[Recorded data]
══════
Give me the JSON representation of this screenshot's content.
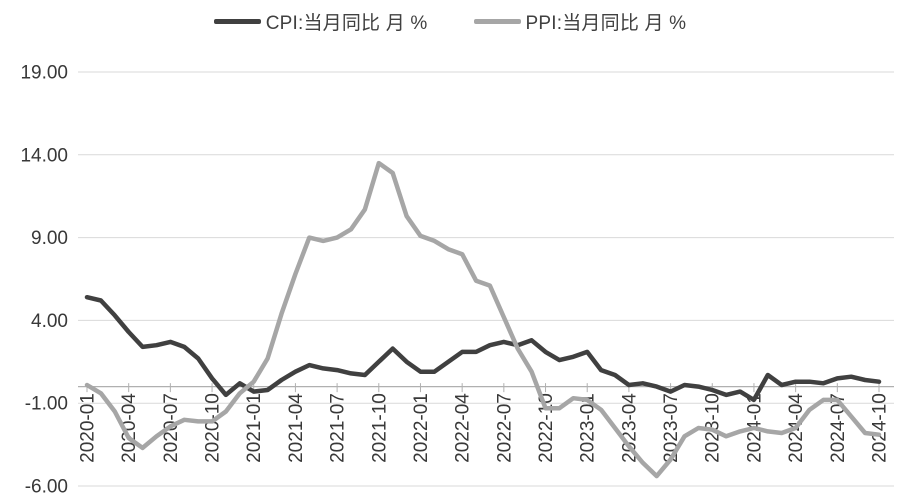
{
  "page": {
    "background": "#ffffff"
  },
  "legend": {
    "items": [
      {
        "label": "CPI:当月同比 月 %",
        "color": "#404040"
      },
      {
        "label": "PPI:当月同比 月 %",
        "color": "#a6a6a6"
      }
    ]
  },
  "chart_data": {
    "type": "line",
    "title": "",
    "xlabel": "",
    "ylabel": "",
    "grid": true,
    "legend_position": "top",
    "x": [
      "2020-01",
      "2020-02",
      "2020-03",
      "2020-04",
      "2020-05",
      "2020-06",
      "2020-07",
      "2020-08",
      "2020-09",
      "2020-10",
      "2020-11",
      "2020-12",
      "2021-01",
      "2021-02",
      "2021-03",
      "2021-04",
      "2021-05",
      "2021-06",
      "2021-07",
      "2021-08",
      "2021-09",
      "2021-10",
      "2021-11",
      "2021-12",
      "2022-01",
      "2022-02",
      "2022-03",
      "2022-04",
      "2022-05",
      "2022-06",
      "2022-07",
      "2022-08",
      "2022-09",
      "2022-10",
      "2022-11",
      "2022-12",
      "2023-01",
      "2023-02",
      "2023-03",
      "2023-04",
      "2023-05",
      "2023-06",
      "2023-07",
      "2023-08",
      "2023-09",
      "2023-10",
      "2023-11",
      "2023-12",
      "2024-01",
      "2024-02",
      "2024-03",
      "2024-04",
      "2024-05",
      "2024-06",
      "2024-07",
      "2024-08",
      "2024-09",
      "2024-10"
    ],
    "series": [
      {
        "name": "CPI:当月同比 月 %",
        "color": "#404040",
        "values": [
          5.4,
          5.2,
          4.3,
          3.3,
          2.4,
          2.5,
          2.7,
          2.4,
          1.7,
          0.5,
          -0.5,
          0.2,
          -0.3,
          -0.2,
          0.4,
          0.9,
          1.3,
          1.1,
          1.0,
          0.8,
          0.7,
          1.5,
          2.3,
          1.5,
          0.9,
          0.9,
          1.5,
          2.1,
          2.1,
          2.5,
          2.7,
          2.5,
          2.8,
          2.1,
          1.6,
          1.8,
          2.1,
          1.0,
          0.7,
          0.1,
          0.2,
          0.0,
          -0.3,
          0.1,
          0.0,
          -0.2,
          -0.5,
          -0.3,
          -0.8,
          0.7,
          0.1,
          0.3,
          0.3,
          0.2,
          0.5,
          0.6,
          0.4,
          0.3
        ]
      },
      {
        "name": "PPI:当月同比 月 %",
        "color": "#a6a6a6",
        "values": [
          0.1,
          -0.4,
          -1.5,
          -3.1,
          -3.7,
          -3.0,
          -2.4,
          -2.0,
          -2.1,
          -2.1,
          -1.5,
          -0.4,
          0.3,
          1.7,
          4.4,
          6.8,
          9.0,
          8.8,
          9.0,
          9.5,
          10.7,
          13.5,
          12.9,
          10.3,
          9.1,
          8.8,
          8.3,
          8.0,
          6.4,
          6.1,
          4.2,
          2.3,
          0.9,
          -1.3,
          -1.3,
          -0.7,
          -0.8,
          -1.4,
          -2.5,
          -3.6,
          -4.6,
          -5.4,
          -4.4,
          -3.0,
          -2.5,
          -2.6,
          -3.0,
          -2.7,
          -2.5,
          -2.7,
          -2.8,
          -2.5,
          -1.4,
          -0.8,
          -0.8,
          -1.8,
          -2.8,
          -2.9
        ]
      }
    ],
    "y_axis": {
      "min": -6,
      "max": 19,
      "ticks": [
        {
          "value": 19,
          "label": "19.00"
        },
        {
          "value": 14,
          "label": "14.00"
        },
        {
          "value": 9,
          "label": "9.00"
        },
        {
          "value": 4,
          "label": "4.00"
        },
        {
          "value": -1,
          "label": "-1.00"
        },
        {
          "value": -6,
          "label": "-6.00"
        }
      ]
    },
    "x_axis": {
      "label_every": 3,
      "label_rotation": -90,
      "tick_labels": [
        "2020-01",
        "2020-04",
        "2020-07",
        "2020-10",
        "2021-01",
        "2021-04",
        "2021-07",
        "2021-10",
        "2022-01",
        "2022-04",
        "2022-07",
        "2022-10",
        "2023-01",
        "2023-04",
        "2023-07",
        "2023-10",
        "2024-01",
        "2024-04",
        "2024-07",
        "2024-10"
      ]
    },
    "colors": {
      "gridline": "#d9d9d9",
      "zero_axis": "#b0b0b0",
      "tick_label": "#383838"
    }
  }
}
══════
Write out every line above exactly as it is, leaving out the pictures.

**Written response:**
Give me the JSON representation of this screenshot's content.
{
  "page": {
    "background": "#ffffff"
  },
  "legend": {
    "items": [
      {
        "label": "CPI:当月同比 月 %",
        "color": "#404040"
      },
      {
        "label": "PPI:当月同比 月 %",
        "color": "#a6a6a6"
      }
    ]
  },
  "chart_data": {
    "type": "line",
    "title": "",
    "xlabel": "",
    "ylabel": "",
    "grid": true,
    "legend_position": "top",
    "x": [
      "2020-01",
      "2020-02",
      "2020-03",
      "2020-04",
      "2020-05",
      "2020-06",
      "2020-07",
      "2020-08",
      "2020-09",
      "2020-10",
      "2020-11",
      "2020-12",
      "2021-01",
      "2021-02",
      "2021-03",
      "2021-04",
      "2021-05",
      "2021-06",
      "2021-07",
      "2021-08",
      "2021-09",
      "2021-10",
      "2021-11",
      "2021-12",
      "2022-01",
      "2022-02",
      "2022-03",
      "2022-04",
      "2022-05",
      "2022-06",
      "2022-07",
      "2022-08",
      "2022-09",
      "2022-10",
      "2022-11",
      "2022-12",
      "2023-01",
      "2023-02",
      "2023-03",
      "2023-04",
      "2023-05",
      "2023-06",
      "2023-07",
      "2023-08",
      "2023-09",
      "2023-10",
      "2023-11",
      "2023-12",
      "2024-01",
      "2024-02",
      "2024-03",
      "2024-04",
      "2024-05",
      "2024-06",
      "2024-07",
      "2024-08",
      "2024-09",
      "2024-10"
    ],
    "series": [
      {
        "name": "CPI:当月同比 月 %",
        "color": "#404040",
        "values": [
          5.4,
          5.2,
          4.3,
          3.3,
          2.4,
          2.5,
          2.7,
          2.4,
          1.7,
          0.5,
          -0.5,
          0.2,
          -0.3,
          -0.2,
          0.4,
          0.9,
          1.3,
          1.1,
          1.0,
          0.8,
          0.7,
          1.5,
          2.3,
          1.5,
          0.9,
          0.9,
          1.5,
          2.1,
          2.1,
          2.5,
          2.7,
          2.5,
          2.8,
          2.1,
          1.6,
          1.8,
          2.1,
          1.0,
          0.7,
          0.1,
          0.2,
          0.0,
          -0.3,
          0.1,
          0.0,
          -0.2,
          -0.5,
          -0.3,
          -0.8,
          0.7,
          0.1,
          0.3,
          0.3,
          0.2,
          0.5,
          0.6,
          0.4,
          0.3
        ]
      },
      {
        "name": "PPI:当月同比 月 %",
        "color": "#a6a6a6",
        "values": [
          0.1,
          -0.4,
          -1.5,
          -3.1,
          -3.7,
          -3.0,
          -2.4,
          -2.0,
          -2.1,
          -2.1,
          -1.5,
          -0.4,
          0.3,
          1.7,
          4.4,
          6.8,
          9.0,
          8.8,
          9.0,
          9.5,
          10.7,
          13.5,
          12.9,
          10.3,
          9.1,
          8.8,
          8.3,
          8.0,
          6.4,
          6.1,
          4.2,
          2.3,
          0.9,
          -1.3,
          -1.3,
          -0.7,
          -0.8,
          -1.4,
          -2.5,
          -3.6,
          -4.6,
          -5.4,
          -4.4,
          -3.0,
          -2.5,
          -2.6,
          -3.0,
          -2.7,
          -2.5,
          -2.7,
          -2.8,
          -2.5,
          -1.4,
          -0.8,
          -0.8,
          -1.8,
          -2.8,
          -2.9
        ]
      }
    ],
    "y_axis": {
      "min": -6,
      "max": 19,
      "ticks": [
        {
          "value": 19,
          "label": "19.00"
        },
        {
          "value": 14,
          "label": "14.00"
        },
        {
          "value": 9,
          "label": "9.00"
        },
        {
          "value": 4,
          "label": "4.00"
        },
        {
          "value": -1,
          "label": "-1.00"
        },
        {
          "value": -6,
          "label": "-6.00"
        }
      ]
    },
    "x_axis": {
      "label_every": 3,
      "label_rotation": -90,
      "tick_labels": [
        "2020-01",
        "2020-04",
        "2020-07",
        "2020-10",
        "2021-01",
        "2021-04",
        "2021-07",
        "2021-10",
        "2022-01",
        "2022-04",
        "2022-07",
        "2022-10",
        "2023-01",
        "2023-04",
        "2023-07",
        "2023-10",
        "2024-01",
        "2024-04",
        "2024-07",
        "2024-10"
      ]
    },
    "colors": {
      "gridline": "#d9d9d9",
      "zero_axis": "#b0b0b0",
      "tick_label": "#383838"
    }
  }
}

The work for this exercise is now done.